EXCERPT:

-- BEGIN --

A piecemeal ban on short-selling of financial stocks in Europe sparked a rush of alternative proposals from countries and regulators on Friday and investors said the row undermined a rally in bank shares.
France, Italy, Spain and Belgium imposed bans, which varied according to country, while Britain, the Netherlands and Austria said they saw no need for action. Germany said it would instead push for a Europe-wide one on so-called naked short-selling.
The European Commission said a European framework would be more attractive to deal with the issue, and the chairman of the European Securities and Markets Authority called on European policy makers to adopt a plan for European-wide rules on short selling “as quickly as possible.”
Short-selling is the process through which an investor borrows shares and sells them on the expectation their price will fall and they can be bought back at a lower price.
In a naked short sale, the investor has not borrowed the share, but still bets on a drop in the share price.
Market players said the ban did not tackle the root causes of investors’ concerns -- joined-up, long-term fiscal policy in the euro zone - and pointed out that nervous mutual funds were currently behind the sell-off.
Lothar Mentel, chief investment officer at Octopus Investments, said the lack of co-ordinated action from national regulators on short-selling restrictions threatened to undo the temporary respite in the markets.
“If at the core of this whole rout is disappointment with certain irresponsible behaviours of policymakers - note the game of chicken in the U.S. - they really need to get their act together and prove they aren’t all on holiday,” Mr. Mentel said.
A crackdown on speculative short-selling is unlikely to arrest moves from institutional investors who have decided they have little stomach for big holdings in banks and indebted governments who might call on them again for emergency capital.
“Data from various regulators of late have shown there is no short-selling activity out of the norm,” said Davide Burani, financial analyst at Italian fund manager Horatius.
“Investors are selling in Italy from fear. Italian banks are holding around €200-billion of Italian bonds.”
European markets have swung wildly this week on rumours about the health and funding needs of indebted euro zone governments, and more recently on some of its major banks, which have sent shares tumbling.
On Friday morning the STOXX Europe 600 banking index yo-yoed, then crept steadily higher. By 1116 GMT it showed a 2.3 per cent gain, helping the broader market to advance 1.9 per cent.

-- END --

GIVEN DATA:
-- BEGIN --

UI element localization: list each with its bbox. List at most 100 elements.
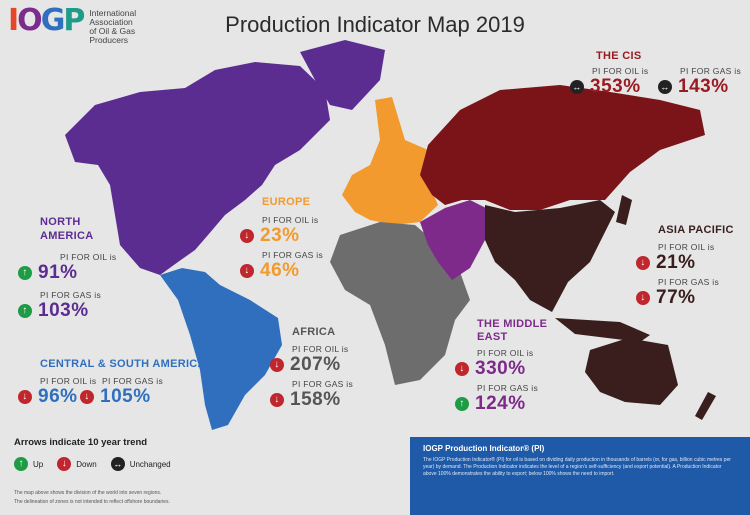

-- END --

DIRECTION:
Answer these questions from the article on the European short-selling ban:
(a) Which countries said they saw no need for action?
(b) Roughly how much in Italian bonds are Italian banks said to hold?
(c) What gain did the STOXX Europe 600 banking index show by 1116 GMT on Friday?

WRITTEN RESPONSE:
(a) Britain, the Netherlands and Austria
(b) Around €200 billion
(c) 2.3 percent